## EXERCISE GOAL
Write out each record below exactly as it appears, with no pictures.

---------- DATASET ENTRIES

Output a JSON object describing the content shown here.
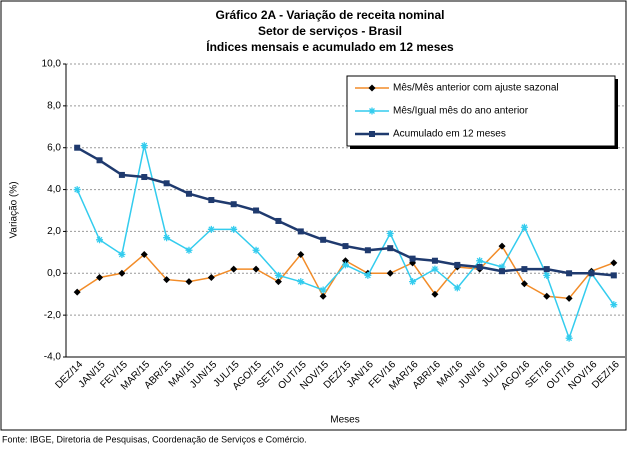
{
  "chart_data": {
    "type": "line",
    "title": "Gráfico 2A - Variação de receita nominal",
    "subtitle": "Setor de serviços - Brasil",
    "subtitle2": "Índices mensais e acumulado em 12 meses",
    "y_label": "Variação (%)",
    "x_label": "Meses",
    "source": "Fonte: IBGE, Diretoria de Pesquisas, Coordenação de Serviços e Comércio.",
    "categories": [
      "DEZ/14",
      "JAN/15",
      "FEV/15",
      "MAR/15",
      "ABR/15",
      "MAI/15",
      "JUN/15",
      "JUL/15",
      "AGO/15",
      "SET/15",
      "OUT/15",
      "NOV/15",
      "DEZ/15",
      "JAN/16",
      "FEV/16",
      "MAR/16",
      "ABR/16",
      "MAI/16",
      "JUN/16",
      "JUL/16",
      "AGO/16",
      "SET/16",
      "OUT/16",
      "NOV/16",
      "DEZ/16"
    ],
    "series": [
      {
        "name": "Mês/Mês anterior com ajuste sazonal",
        "color": "#f28c28",
        "marker": "diamond",
        "marker_color": "#000000",
        "values": [
          -0.9,
          -0.2,
          0.0,
          0.9,
          -0.3,
          -0.4,
          -0.2,
          0.2,
          0.2,
          -0.4,
          0.9,
          -1.1,
          0.6,
          0.0,
          0.0,
          0.5,
          -1.0,
          0.3,
          0.2,
          1.3,
          -0.5,
          -1.1,
          -1.2,
          0.1,
          0.5
        ]
      },
      {
        "name": "Mês/Igual mês do ano anterior",
        "color": "#33ccee",
        "marker": "star",
        "marker_color": "#33ccee",
        "values": [
          4.0,
          1.6,
          0.9,
          6.1,
          1.7,
          1.1,
          2.1,
          2.1,
          1.1,
          -0.1,
          -0.4,
          -0.8,
          0.4,
          -0.1,
          1.9,
          -0.4,
          0.2,
          -0.7,
          0.6,
          0.3,
          2.2,
          -0.1,
          -3.1,
          0.0,
          -1.5
        ]
      },
      {
        "name": "Acumulado em 12 meses",
        "color": "#1f3a6e",
        "marker": "square",
        "marker_color": "#1f3a6e",
        "values": [
          6.0,
          5.4,
          4.7,
          4.6,
          4.3,
          3.8,
          3.5,
          3.3,
          3.0,
          2.5,
          2.0,
          1.6,
          1.3,
          1.1,
          1.2,
          0.7,
          0.6,
          0.4,
          0.3,
          0.1,
          0.2,
          0.2,
          0.0,
          0.0,
          -0.1
        ]
      }
    ],
    "ylim": [
      -4,
      10
    ],
    "yticks": [
      {
        "value": -4,
        "label": "-4,0"
      },
      {
        "value": -2,
        "label": "-2,0"
      },
      {
        "value": 0,
        "label": "0,0"
      },
      {
        "value": 2,
        "label": "2,0"
      },
      {
        "value": 4,
        "label": "4,0"
      },
      {
        "value": 6,
        "label": "6,0"
      },
      {
        "value": 8,
        "label": "8,0"
      },
      {
        "value": 10,
        "label": "10,0"
      }
    ],
    "grid": true,
    "legend": "upper right"
  }
}
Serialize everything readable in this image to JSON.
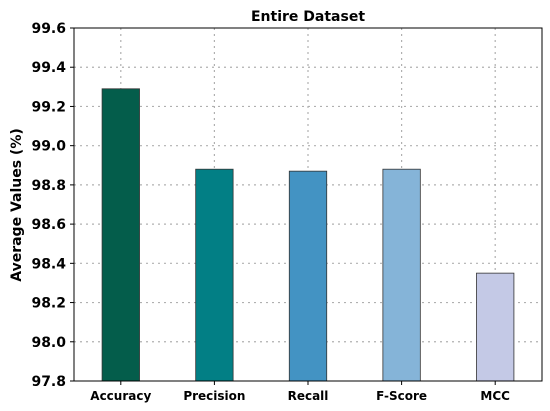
{
  "chart_data": {
    "type": "bar",
    "title": "Entire Dataset",
    "xlabel": "",
    "ylabel": "Average Values  (%)",
    "categories": [
      "Accuracy",
      "Precision",
      "Recall",
      "F-Score",
      "MCC"
    ],
    "values": [
      99.29,
      98.88,
      98.87,
      98.88,
      98.35
    ],
    "colors": [
      "#045d4b",
      "#027f85",
      "#4393c3",
      "#85b4d8",
      "#c4c9e6"
    ],
    "ylim": [
      97.8,
      99.6
    ],
    "yticks": [
      "97.8",
      "98.0",
      "98.2",
      "98.4",
      "98.6",
      "98.8",
      "99.0",
      "99.2",
      "99.4",
      "99.6"
    ],
    "grid": true
  }
}
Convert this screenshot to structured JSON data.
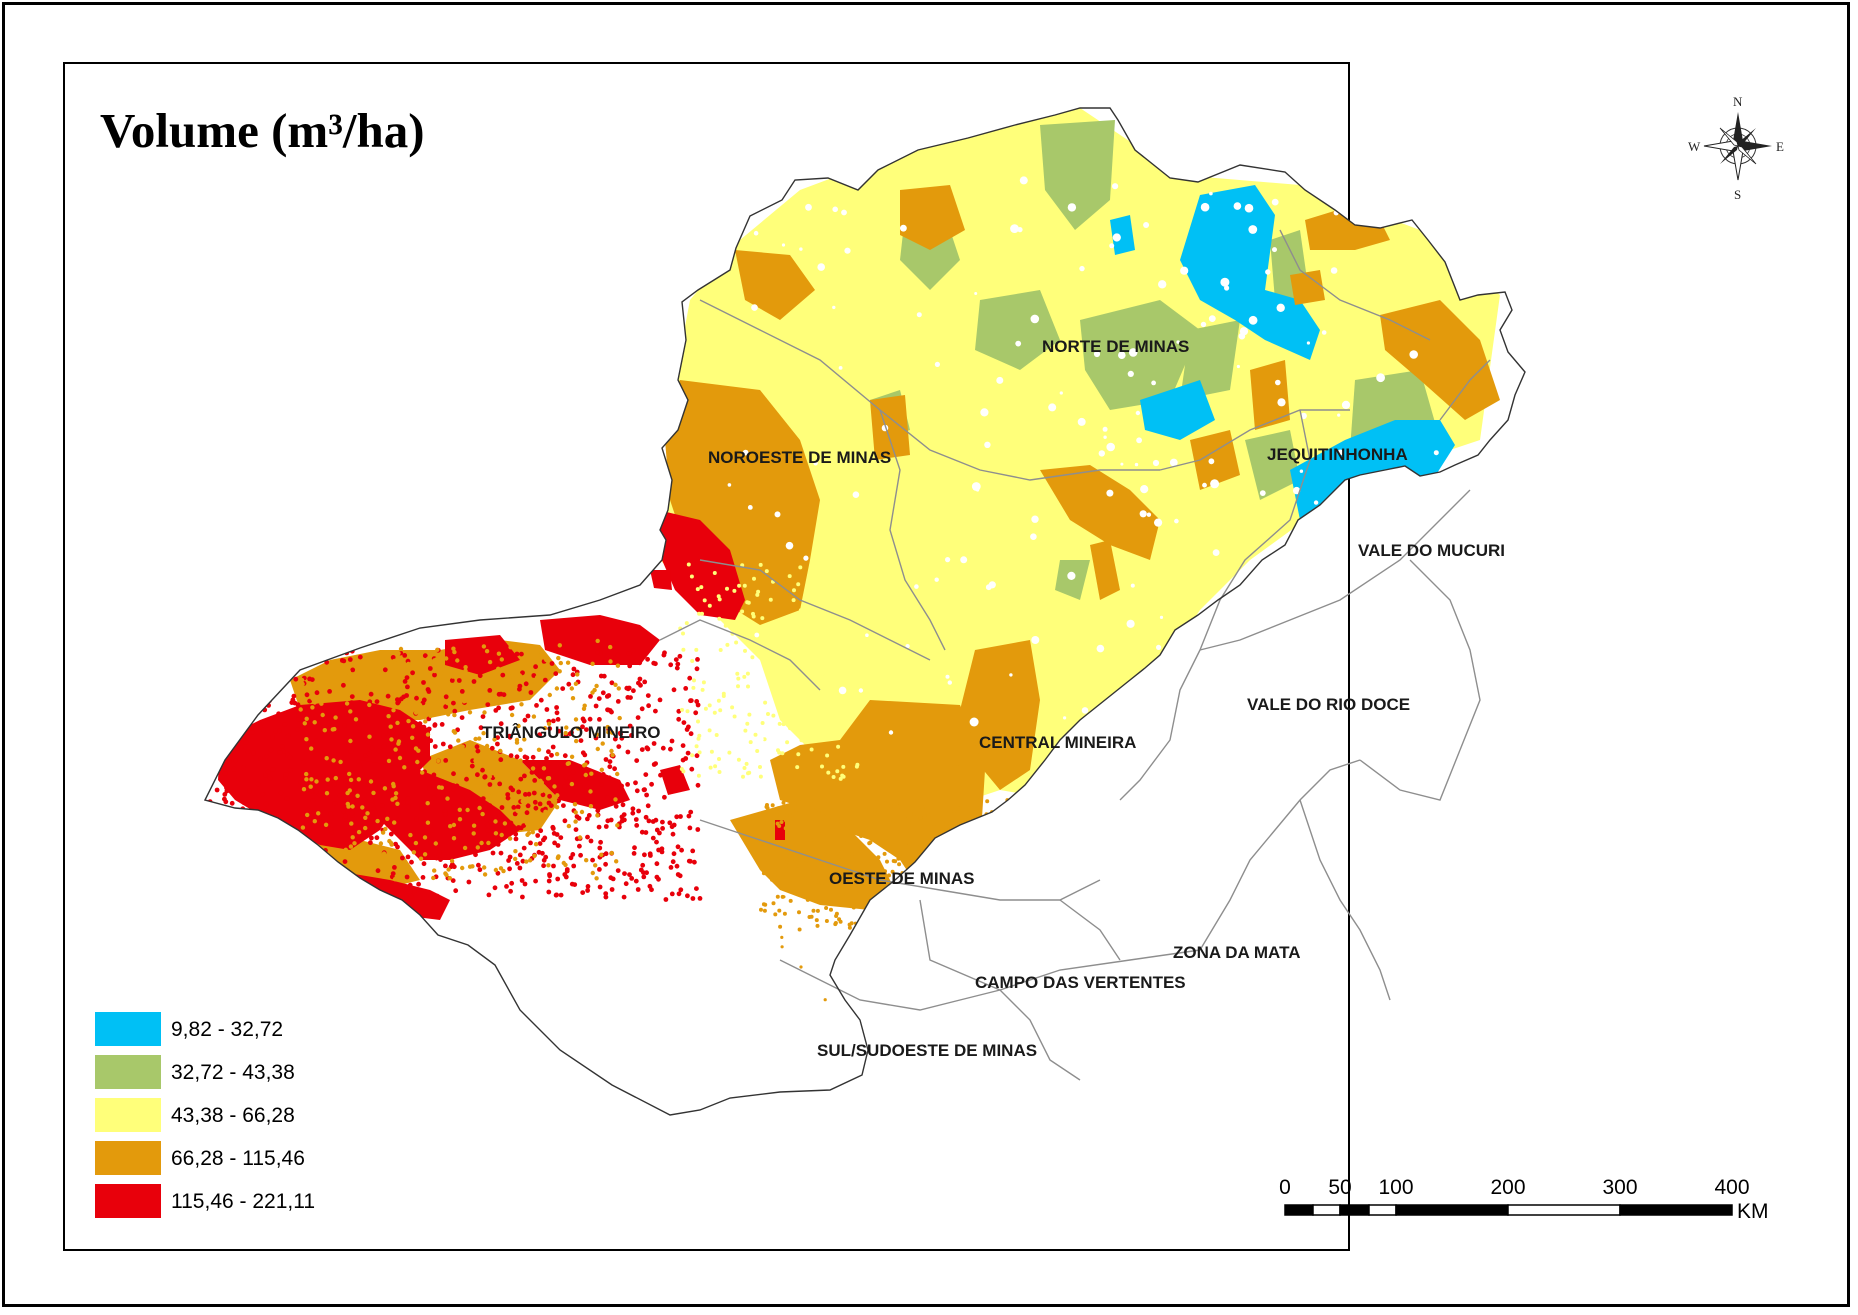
{
  "map": {
    "title": "Volume (m³/ha)",
    "regions": [
      {
        "id": "norte",
        "label": "NORTE DE MINAS"
      },
      {
        "id": "noroeste",
        "label": "NOROESTE DE MINAS"
      },
      {
        "id": "jequitinhonha",
        "label": "JEQUITINHONHA"
      },
      {
        "id": "mucuri",
        "label": "VALE DO MUCURI"
      },
      {
        "id": "riodoce",
        "label": "VALE DO RIO DOCE"
      },
      {
        "id": "triangulo",
        "label": "TRIÂNGULO MINEIRO"
      },
      {
        "id": "central",
        "label": "CENTRAL MINEIRA"
      },
      {
        "id": "oeste",
        "label": "OESTE DE MINAS"
      },
      {
        "id": "zonamata",
        "label": "ZONA DA MATA"
      },
      {
        "id": "vertentes",
        "label": "CAMPO DAS VERTENTES"
      },
      {
        "id": "sul",
        "label": "SUL/SUDOESTE DE MINAS"
      }
    ]
  },
  "legend": {
    "classes": [
      {
        "label": "9,82 - 32,72",
        "color": "#00c0f5"
      },
      {
        "label": "32,72 - 43,38",
        "color": "#a8c86a"
      },
      {
        "label": "43,38 - 66,28",
        "color": "#ffff7a"
      },
      {
        "label": "66,28 - 115,46",
        "color": "#e39a0c"
      },
      {
        "label": "115,46 - 221,11",
        "color": "#e8000b"
      }
    ]
  },
  "compass": {
    "n": "N",
    "s": "S",
    "e": "E",
    "w": "W"
  },
  "scale_bar": {
    "ticks": [
      "0",
      "50",
      "100",
      "200",
      "300",
      "400"
    ],
    "unit": "KM"
  }
}
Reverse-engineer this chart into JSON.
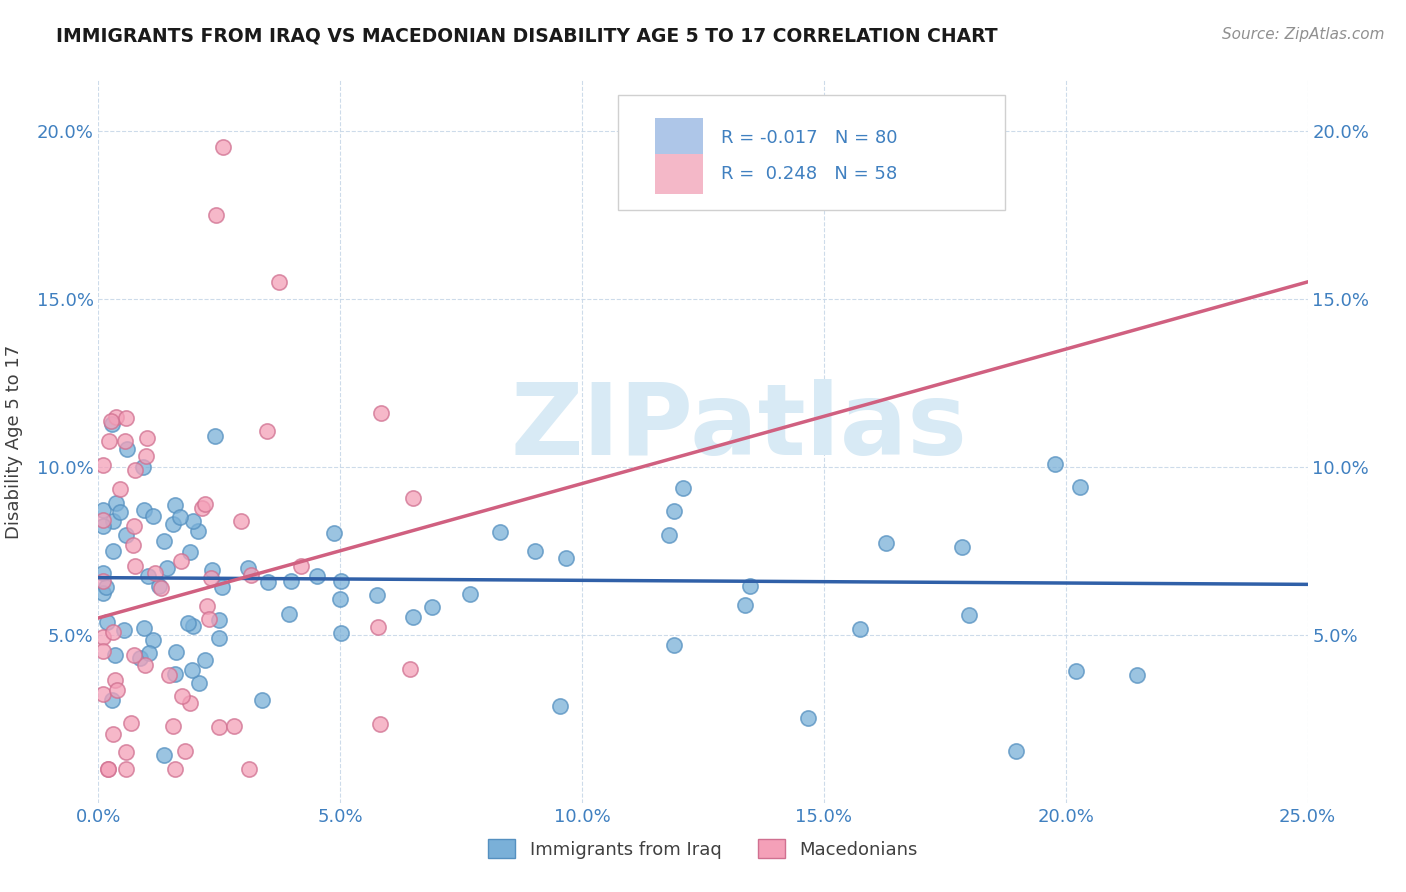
{
  "title": "IMMIGRANTS FROM IRAQ VS MACEDONIAN DISABILITY AGE 5 TO 17 CORRELATION CHART",
  "source_text": "Source: ZipAtlas.com",
  "xlabel": "",
  "ylabel": "Disability Age 5 to 17",
  "xmin": 0.0,
  "xmax": 0.25,
  "ymin": 0.0,
  "ymax": 0.215,
  "yticks": [
    0.05,
    0.1,
    0.15,
    0.2
  ],
  "ytick_labels": [
    "5.0%",
    "10.0%",
    "15.0%",
    "20.0%"
  ],
  "xticks": [
    0.0,
    0.05,
    0.1,
    0.15,
    0.2,
    0.25
  ],
  "xtick_labels": [
    "0.0%",
    "5.0%",
    "10.0%",
    "15.0%",
    "20.0%",
    "25.0%"
  ],
  "series1_name": "Immigrants from Iraq",
  "series1_color": "#7ab0d8",
  "series1_edge_color": "#5590c0",
  "series1_R": -0.017,
  "series1_N": 80,
  "series1_line_color": "#3060a8",
  "series2_name": "Macedonians",
  "series2_color": "#f4a0b8",
  "series2_edge_color": "#d07090",
  "series2_R": 0.248,
  "series2_N": 58,
  "series2_line_color": "#d06080",
  "legend_sq1_color": "#aec6e8",
  "legend_sq2_color": "#f4b8c8",
  "watermark_text": "ZIPatlas",
  "watermark_color": "#d8eaf5",
  "background_color": "#ffffff",
  "grid_color": "#c8d8e8",
  "title_color": "#1a1a1a",
  "axis_label_color": "#404040",
  "tick_label_color": "#4080c0",
  "source_color": "#909090",
  "trend_line_y_start_iraq": 0.067,
  "trend_line_y_end_iraq": 0.065,
  "trend_line_y_start_mac": 0.055,
  "trend_line_y_end_mac": 0.155
}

--------------------

## FINISHED EXERCISE
Output a JSON object describing the content shown here.
{
  "chart_data": {
    "type": "line",
    "title": "Gráfico 2A - Variação de receita nominal",
    "subtitle": "Setor de serviços - Brasil",
    "subtitle2": "Índices mensais e acumulado em 12 meses",
    "y_label": "Variação (%)",
    "x_label": "Meses",
    "source": "Fonte: IBGE, Diretoria de Pesquisas, Coordenação de Serviços e Comércio.",
    "categories": [
      "DEZ/14",
      "JAN/15",
      "FEV/15",
      "MAR/15",
      "ABR/15",
      "MAI/15",
      "JUN/15",
      "JUL/15",
      "AGO/15",
      "SET/15",
      "OUT/15",
      "NOV/15",
      "DEZ/15",
      "JAN/16",
      "FEV/16",
      "MAR/16",
      "ABR/16",
      "MAI/16",
      "JUN/16",
      "JUL/16",
      "AGO/16",
      "SET/16",
      "OUT/16",
      "NOV/16",
      "DEZ/16"
    ],
    "series": [
      {
        "name": "Mês/Mês anterior com ajuste sazonal",
        "color": "#f28c28",
        "marker": "diamond",
        "marker_color": "#000000",
        "values": [
          -0.9,
          -0.2,
          0.0,
          0.9,
          -0.3,
          -0.4,
          -0.2,
          0.2,
          0.2,
          -0.4,
          0.9,
          -1.1,
          0.6,
          0.0,
          0.0,
          0.5,
          -1.0,
          0.3,
          0.2,
          1.3,
          -0.5,
          -1.1,
          -1.2,
          0.1,
          0.5
        ]
      },
      {
        "name": "Mês/Igual mês do ano anterior",
        "color": "#33ccee",
        "marker": "star",
        "marker_color": "#33ccee",
        "values": [
          4.0,
          1.6,
          0.9,
          6.1,
          1.7,
          1.1,
          2.1,
          2.1,
          1.1,
          -0.1,
          -0.4,
          -0.8,
          0.4,
          -0.1,
          1.9,
          -0.4,
          0.2,
          -0.7,
          0.6,
          0.3,
          2.2,
          -0.1,
          -3.1,
          0.0,
          -1.5
        ]
      },
      {
        "name": "Acumulado em 12 meses",
        "color": "#1f3a6e",
        "marker": "square",
        "marker_color": "#1f3a6e",
        "values": [
          6.0,
          5.4,
          4.7,
          4.6,
          4.3,
          3.8,
          3.5,
          3.3,
          3.0,
          2.5,
          2.0,
          1.6,
          1.3,
          1.1,
          1.2,
          0.7,
          0.6,
          0.4,
          0.3,
          0.1,
          0.2,
          0.2,
          0.0,
          0.0,
          -0.1
        ]
      }
    ],
    "ylim": [
      -4,
      10
    ],
    "yticks": [
      {
        "value": -4,
        "label": "-4,0"
      },
      {
        "value": -2,
        "label": "-2,0"
      },
      {
        "value": 0,
        "label": "0,0"
      },
      {
        "value": 2,
        "label": "2,0"
      },
      {
        "value": 4,
        "label": "4,0"
      },
      {
        "value": 6,
        "label": "6,0"
      },
      {
        "value": 8,
        "label": "8,0"
      },
      {
        "value": 10,
        "label": "10,0"
      }
    ],
    "grid": true,
    "legend": "upper right"
  }
}
Serialize everything readable in this image to JSON.
{
  "chart_data": {
    "type": "bar",
    "title": "Entire Dataset",
    "xlabel": "",
    "ylabel": "Average Values  (%)",
    "categories": [
      "Accuracy",
      "Precision",
      "Recall",
      "F-Score",
      "MCC"
    ],
    "values": [
      99.29,
      98.88,
      98.87,
      98.88,
      98.35
    ],
    "colors": [
      "#045d4b",
      "#027f85",
      "#4393c3",
      "#85b4d8",
      "#c4c9e6"
    ],
    "ylim": [
      97.8,
      99.6
    ],
    "yticks": [
      "97.8",
      "98.0",
      "98.2",
      "98.4",
      "98.6",
      "98.8",
      "99.0",
      "99.2",
      "99.4",
      "99.6"
    ],
    "grid": true
  }
}
Convert this screenshot to structured JSON data.
{
  "map": {
    "title": "Volume (m³/ha)",
    "regions": [
      {
        "id": "norte",
        "label": "NORTE DE MINAS"
      },
      {
        "id": "noroeste",
        "label": "NOROESTE DE MINAS"
      },
      {
        "id": "jequitinhonha",
        "label": "JEQUITINHONHA"
      },
      {
        "id": "mucuri",
        "label": "VALE DO MUCURI"
      },
      {
        "id": "riodoce",
        "label": "VALE DO RIO DOCE"
      },
      {
        "id": "triangulo",
        "label": "TRIÂNGULO MINEIRO"
      },
      {
        "id": "central",
        "label": "CENTRAL MINEIRA"
      },
      {
        "id": "oeste",
        "label": "OESTE DE MINAS"
      },
      {
        "id": "zonamata",
        "label": "ZONA DA MATA"
      },
      {
        "id": "vertentes",
        "label": "CAMPO DAS VERTENTES"
      },
      {
        "id": "sul",
        "label": "SUL/SUDOESTE DE MINAS"
      }
    ]
  },
  "legend": {
    "classes": [
      {
        "label": "9,82 - 32,72",
        "color": "#00c0f5"
      },
      {
        "label": "32,72 - 43,38",
        "color": "#a8c86a"
      },
      {
        "label": "43,38 - 66,28",
        "color": "#ffff7a"
      },
      {
        "label": "66,28 - 115,46",
        "color": "#e39a0c"
      },
      {
        "label": "115,46 - 221,11",
        "color": "#e8000b"
      }
    ]
  },
  "compass": {
    "n": "N",
    "s": "S",
    "e": "E",
    "w": "W"
  },
  "scale_bar": {
    "ticks": [
      "0",
      "50",
      "100",
      "200",
      "300",
      "400"
    ],
    "unit": "KM"
  }
}
Reverse-engineer this chart into JSON.
{
  "title": "IMMIGRANTS FROM IRAQ VS MACEDONIAN DISABILITY AGE 5 TO 17 CORRELATION CHART",
  "source_text": "Source: ZipAtlas.com",
  "xlabel": "",
  "ylabel": "Disability Age 5 to 17",
  "xmin": 0.0,
  "xmax": 0.25,
  "ymin": 0.0,
  "ymax": 0.215,
  "yticks": [
    0.05,
    0.1,
    0.15,
    0.2
  ],
  "ytick_labels": [
    "5.0%",
    "10.0%",
    "15.0%",
    "20.0%"
  ],
  "xticks": [
    0.0,
    0.05,
    0.1,
    0.15,
    0.2,
    0.25
  ],
  "xtick_labels": [
    "0.0%",
    "5.0%",
    "10.0%",
    "15.0%",
    "20.0%",
    "25.0%"
  ],
  "series1_name": "Immigrants from Iraq",
  "series1_color": "#7ab0d8",
  "series1_edge_color": "#5590c0",
  "series1_R": -0.017,
  "series1_N": 80,
  "series1_line_color": "#3060a8",
  "series2_name": "Macedonians",
  "series2_color": "#f4a0b8",
  "series2_edge_color": "#d07090",
  "series2_R": 0.248,
  "series2_N": 58,
  "series2_line_color": "#d06080",
  "legend_sq1_color": "#aec6e8",
  "legend_sq2_color": "#f4b8c8",
  "watermark_text": "ZIPatlas",
  "watermark_color": "#d8eaf5",
  "background_color": "#ffffff",
  "grid_color": "#c8d8e8",
  "title_color": "#1a1a1a",
  "axis_label_color": "#404040",
  "tick_label_color": "#4080c0",
  "source_color": "#909090",
  "trend_line_y_start_iraq": 0.067,
  "trend_line_y_end_iraq": 0.065,
  "trend_line_y_start_mac": 0.055,
  "trend_line_y_end_mac": 0.155
}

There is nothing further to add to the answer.